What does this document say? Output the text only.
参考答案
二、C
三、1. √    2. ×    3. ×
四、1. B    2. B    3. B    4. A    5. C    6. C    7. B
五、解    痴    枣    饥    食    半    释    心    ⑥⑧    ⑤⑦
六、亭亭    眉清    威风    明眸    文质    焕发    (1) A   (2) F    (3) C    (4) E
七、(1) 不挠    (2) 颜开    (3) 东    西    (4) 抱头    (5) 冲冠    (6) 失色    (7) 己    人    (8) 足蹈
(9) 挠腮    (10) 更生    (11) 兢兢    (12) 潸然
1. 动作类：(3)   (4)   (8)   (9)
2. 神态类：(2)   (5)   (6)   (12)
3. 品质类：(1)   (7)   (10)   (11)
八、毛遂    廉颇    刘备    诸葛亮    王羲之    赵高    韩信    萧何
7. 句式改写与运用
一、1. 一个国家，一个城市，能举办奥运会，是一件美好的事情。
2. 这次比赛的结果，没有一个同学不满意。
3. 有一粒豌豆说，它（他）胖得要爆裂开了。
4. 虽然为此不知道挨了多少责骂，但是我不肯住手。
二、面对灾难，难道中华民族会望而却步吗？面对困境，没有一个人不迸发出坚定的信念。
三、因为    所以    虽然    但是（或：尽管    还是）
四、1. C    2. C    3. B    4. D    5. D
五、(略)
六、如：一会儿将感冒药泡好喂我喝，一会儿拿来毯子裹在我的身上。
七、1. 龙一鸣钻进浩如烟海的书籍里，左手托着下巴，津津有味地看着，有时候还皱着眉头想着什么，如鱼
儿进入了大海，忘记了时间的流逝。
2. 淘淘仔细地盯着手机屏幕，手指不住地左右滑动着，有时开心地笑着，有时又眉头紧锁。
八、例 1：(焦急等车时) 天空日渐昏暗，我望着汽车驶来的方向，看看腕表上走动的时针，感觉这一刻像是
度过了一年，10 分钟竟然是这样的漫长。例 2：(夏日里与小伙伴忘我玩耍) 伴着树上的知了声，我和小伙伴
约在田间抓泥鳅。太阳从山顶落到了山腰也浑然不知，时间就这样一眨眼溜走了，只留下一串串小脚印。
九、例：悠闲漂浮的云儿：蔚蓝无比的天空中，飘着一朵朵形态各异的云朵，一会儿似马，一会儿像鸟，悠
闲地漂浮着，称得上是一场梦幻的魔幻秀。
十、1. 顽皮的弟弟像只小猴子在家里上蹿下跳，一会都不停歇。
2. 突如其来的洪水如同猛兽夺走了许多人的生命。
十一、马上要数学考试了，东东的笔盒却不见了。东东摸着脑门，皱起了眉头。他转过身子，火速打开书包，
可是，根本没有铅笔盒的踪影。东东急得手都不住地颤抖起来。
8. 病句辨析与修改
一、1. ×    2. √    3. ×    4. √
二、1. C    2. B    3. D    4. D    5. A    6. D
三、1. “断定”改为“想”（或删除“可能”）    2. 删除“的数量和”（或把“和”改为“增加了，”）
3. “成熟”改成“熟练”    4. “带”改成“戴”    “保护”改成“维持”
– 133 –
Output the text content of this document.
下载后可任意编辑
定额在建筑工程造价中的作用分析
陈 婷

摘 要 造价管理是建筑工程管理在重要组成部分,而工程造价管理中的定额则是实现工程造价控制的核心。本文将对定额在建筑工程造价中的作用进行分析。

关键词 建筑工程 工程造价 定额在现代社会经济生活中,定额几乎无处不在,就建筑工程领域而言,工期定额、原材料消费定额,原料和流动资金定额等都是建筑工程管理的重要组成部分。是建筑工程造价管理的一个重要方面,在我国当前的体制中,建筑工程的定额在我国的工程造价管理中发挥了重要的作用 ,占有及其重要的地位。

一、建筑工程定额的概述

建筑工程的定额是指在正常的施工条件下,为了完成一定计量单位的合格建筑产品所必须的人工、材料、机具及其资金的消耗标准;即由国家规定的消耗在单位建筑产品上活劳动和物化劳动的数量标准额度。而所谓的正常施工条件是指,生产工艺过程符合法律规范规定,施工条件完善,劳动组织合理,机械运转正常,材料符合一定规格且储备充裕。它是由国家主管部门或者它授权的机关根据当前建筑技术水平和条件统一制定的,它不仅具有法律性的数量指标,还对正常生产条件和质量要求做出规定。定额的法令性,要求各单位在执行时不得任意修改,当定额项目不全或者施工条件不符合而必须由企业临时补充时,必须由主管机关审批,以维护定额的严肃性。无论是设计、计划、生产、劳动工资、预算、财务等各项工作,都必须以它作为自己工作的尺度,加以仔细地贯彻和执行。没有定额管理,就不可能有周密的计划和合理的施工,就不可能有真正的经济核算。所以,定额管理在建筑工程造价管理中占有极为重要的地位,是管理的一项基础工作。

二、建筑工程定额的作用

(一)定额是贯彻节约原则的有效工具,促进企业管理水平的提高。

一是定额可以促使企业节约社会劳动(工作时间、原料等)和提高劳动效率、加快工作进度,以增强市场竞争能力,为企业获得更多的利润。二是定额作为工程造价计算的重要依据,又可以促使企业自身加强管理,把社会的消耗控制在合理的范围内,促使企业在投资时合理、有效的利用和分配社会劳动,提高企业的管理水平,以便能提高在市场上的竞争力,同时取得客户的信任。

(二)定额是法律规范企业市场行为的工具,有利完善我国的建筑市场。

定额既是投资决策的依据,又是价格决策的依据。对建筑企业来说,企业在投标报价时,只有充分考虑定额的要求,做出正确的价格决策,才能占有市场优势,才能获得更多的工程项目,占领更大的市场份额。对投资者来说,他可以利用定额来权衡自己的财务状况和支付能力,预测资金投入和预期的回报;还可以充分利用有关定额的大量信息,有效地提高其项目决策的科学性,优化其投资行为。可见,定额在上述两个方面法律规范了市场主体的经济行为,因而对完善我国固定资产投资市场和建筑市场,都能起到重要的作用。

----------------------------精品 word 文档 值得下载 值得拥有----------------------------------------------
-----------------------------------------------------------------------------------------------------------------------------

◆ ◆ ◆ ◆

> [Stated task]: Search the records above for "document". Copy each line where it is found.

> [Exercise output]:
What does this document say? Output the text only.
Output the text content of this document.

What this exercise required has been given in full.